## Records for this task
········

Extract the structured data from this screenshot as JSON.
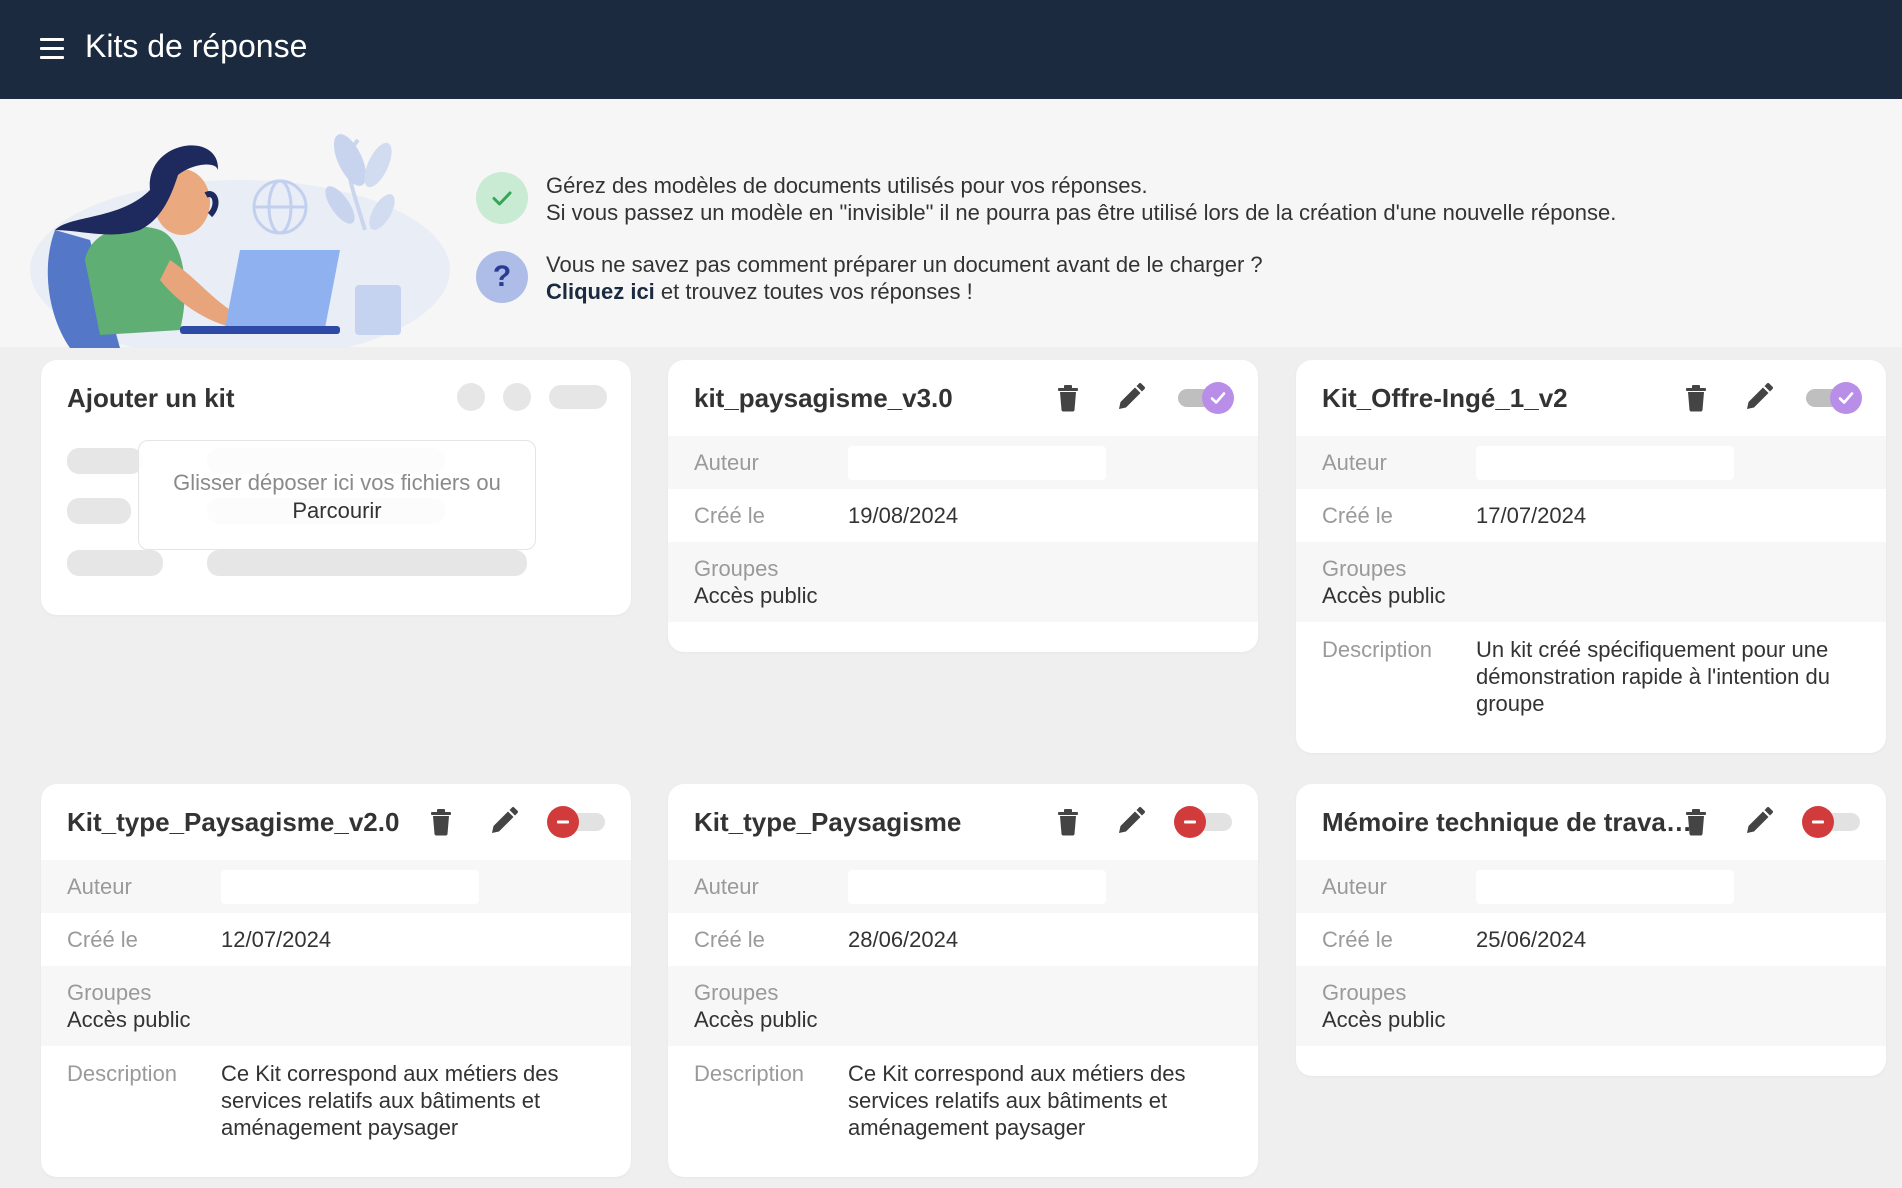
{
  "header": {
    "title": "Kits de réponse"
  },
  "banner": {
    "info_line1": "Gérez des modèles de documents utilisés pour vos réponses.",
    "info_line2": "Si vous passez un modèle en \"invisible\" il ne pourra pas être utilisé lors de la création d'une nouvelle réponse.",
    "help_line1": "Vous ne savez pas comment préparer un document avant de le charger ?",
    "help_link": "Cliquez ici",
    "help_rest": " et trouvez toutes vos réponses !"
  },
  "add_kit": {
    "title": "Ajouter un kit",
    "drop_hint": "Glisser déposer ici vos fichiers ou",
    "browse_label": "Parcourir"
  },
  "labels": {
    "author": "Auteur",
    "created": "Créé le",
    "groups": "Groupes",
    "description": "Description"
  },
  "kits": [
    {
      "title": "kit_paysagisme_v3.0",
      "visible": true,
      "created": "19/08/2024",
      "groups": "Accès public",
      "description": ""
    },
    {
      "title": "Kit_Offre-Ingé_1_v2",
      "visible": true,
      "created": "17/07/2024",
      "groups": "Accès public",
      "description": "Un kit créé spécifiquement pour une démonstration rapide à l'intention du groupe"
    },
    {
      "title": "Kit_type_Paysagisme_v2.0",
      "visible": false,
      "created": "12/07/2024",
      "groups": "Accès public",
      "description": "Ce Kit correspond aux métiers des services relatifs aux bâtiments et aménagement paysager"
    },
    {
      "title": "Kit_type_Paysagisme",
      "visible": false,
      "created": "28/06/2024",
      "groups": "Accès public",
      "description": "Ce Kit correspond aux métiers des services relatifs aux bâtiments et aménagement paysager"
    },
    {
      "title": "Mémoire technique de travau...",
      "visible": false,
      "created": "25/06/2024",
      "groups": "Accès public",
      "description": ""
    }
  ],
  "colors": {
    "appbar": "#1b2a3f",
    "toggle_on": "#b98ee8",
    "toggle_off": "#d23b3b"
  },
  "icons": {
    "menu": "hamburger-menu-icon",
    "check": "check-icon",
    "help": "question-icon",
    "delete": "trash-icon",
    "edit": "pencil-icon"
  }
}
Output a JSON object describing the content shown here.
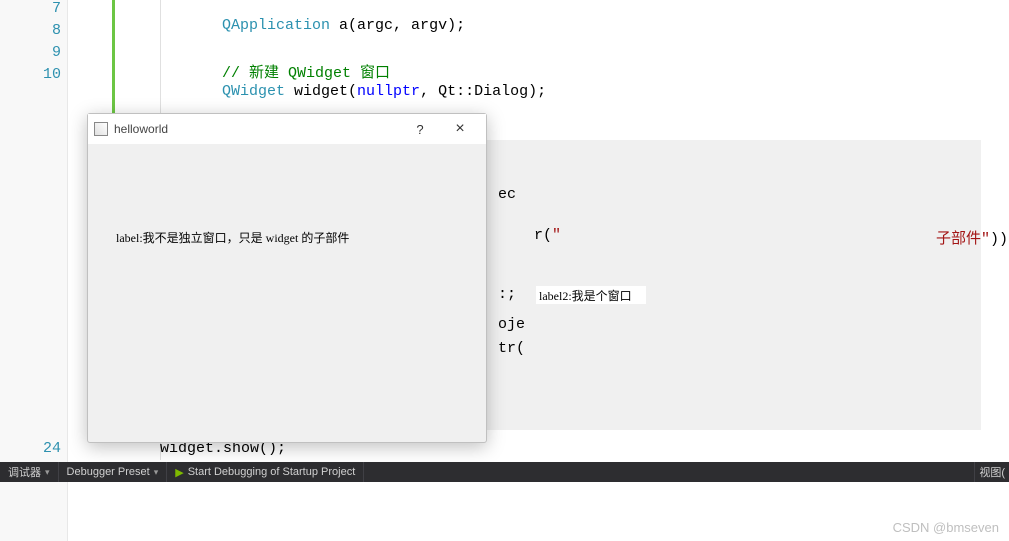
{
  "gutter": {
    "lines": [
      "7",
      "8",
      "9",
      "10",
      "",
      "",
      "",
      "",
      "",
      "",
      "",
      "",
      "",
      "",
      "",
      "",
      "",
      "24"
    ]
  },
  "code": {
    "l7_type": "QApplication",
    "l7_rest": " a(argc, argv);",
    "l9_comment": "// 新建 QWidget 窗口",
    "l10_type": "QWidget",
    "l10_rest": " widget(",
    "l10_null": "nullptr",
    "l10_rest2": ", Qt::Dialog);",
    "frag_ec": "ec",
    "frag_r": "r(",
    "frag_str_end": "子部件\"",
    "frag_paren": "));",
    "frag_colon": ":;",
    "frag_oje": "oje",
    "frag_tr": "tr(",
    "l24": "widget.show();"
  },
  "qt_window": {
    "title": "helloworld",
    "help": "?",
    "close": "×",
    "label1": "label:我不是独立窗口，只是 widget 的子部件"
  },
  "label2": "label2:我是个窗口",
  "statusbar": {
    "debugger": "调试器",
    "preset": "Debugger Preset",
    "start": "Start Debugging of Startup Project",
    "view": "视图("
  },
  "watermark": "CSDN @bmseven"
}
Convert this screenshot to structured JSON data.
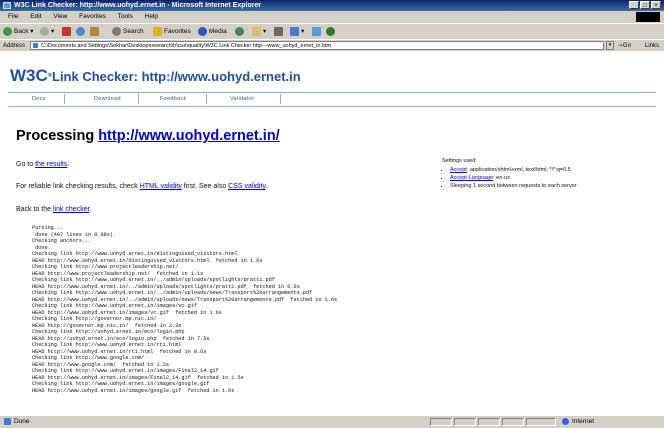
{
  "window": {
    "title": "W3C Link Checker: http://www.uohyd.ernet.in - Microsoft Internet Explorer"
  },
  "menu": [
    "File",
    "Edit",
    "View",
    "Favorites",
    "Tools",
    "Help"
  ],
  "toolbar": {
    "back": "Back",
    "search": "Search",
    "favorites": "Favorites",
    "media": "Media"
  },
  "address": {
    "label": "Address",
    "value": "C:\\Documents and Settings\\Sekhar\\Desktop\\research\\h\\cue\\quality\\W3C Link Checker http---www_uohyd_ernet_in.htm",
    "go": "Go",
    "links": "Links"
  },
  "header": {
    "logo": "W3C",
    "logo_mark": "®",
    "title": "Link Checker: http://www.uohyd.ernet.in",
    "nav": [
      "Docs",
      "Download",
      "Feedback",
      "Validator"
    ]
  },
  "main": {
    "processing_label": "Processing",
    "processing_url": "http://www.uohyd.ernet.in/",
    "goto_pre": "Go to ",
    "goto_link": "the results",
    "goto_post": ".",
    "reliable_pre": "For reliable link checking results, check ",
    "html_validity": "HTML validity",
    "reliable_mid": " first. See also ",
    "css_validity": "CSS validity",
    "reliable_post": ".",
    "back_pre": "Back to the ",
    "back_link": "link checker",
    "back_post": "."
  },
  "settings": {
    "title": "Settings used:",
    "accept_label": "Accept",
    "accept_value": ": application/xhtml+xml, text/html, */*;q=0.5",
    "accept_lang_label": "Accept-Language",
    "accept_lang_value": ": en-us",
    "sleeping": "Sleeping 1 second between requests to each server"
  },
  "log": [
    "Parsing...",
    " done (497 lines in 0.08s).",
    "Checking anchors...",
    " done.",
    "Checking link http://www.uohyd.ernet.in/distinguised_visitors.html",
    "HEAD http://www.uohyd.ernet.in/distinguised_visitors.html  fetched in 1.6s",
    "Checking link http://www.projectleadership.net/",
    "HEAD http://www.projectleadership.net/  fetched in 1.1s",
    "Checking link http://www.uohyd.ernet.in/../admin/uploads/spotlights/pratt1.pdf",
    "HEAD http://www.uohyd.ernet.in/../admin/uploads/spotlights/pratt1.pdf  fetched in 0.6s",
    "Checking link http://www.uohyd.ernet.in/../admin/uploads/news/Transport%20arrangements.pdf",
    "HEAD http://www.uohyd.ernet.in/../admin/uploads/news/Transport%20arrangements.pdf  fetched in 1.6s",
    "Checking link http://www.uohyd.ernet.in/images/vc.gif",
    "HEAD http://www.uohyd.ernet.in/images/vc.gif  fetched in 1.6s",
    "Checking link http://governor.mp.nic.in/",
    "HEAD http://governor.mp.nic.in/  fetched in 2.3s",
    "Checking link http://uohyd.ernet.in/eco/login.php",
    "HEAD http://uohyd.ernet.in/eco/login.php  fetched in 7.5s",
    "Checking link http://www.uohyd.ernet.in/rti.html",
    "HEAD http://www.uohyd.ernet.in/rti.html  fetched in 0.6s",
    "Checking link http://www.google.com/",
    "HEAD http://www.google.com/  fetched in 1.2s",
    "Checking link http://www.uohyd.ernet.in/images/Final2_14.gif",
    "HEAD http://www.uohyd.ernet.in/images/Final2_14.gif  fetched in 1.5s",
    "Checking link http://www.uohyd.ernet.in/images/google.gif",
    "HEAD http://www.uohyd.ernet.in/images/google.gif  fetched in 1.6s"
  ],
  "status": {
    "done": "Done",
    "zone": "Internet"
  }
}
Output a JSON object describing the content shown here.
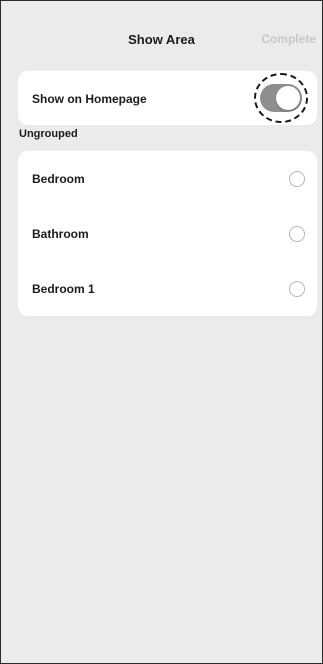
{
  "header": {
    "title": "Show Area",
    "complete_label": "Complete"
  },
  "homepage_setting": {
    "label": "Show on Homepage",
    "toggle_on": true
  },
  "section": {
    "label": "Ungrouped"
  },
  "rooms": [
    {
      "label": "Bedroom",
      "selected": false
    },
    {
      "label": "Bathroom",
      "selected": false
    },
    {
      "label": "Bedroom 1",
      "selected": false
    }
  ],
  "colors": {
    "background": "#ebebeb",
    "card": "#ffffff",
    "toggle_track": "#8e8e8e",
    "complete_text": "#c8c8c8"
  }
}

········

Each line in the material either holds the string "spotlights" or does not. State how many do, and nothing else.

## Answer in full
2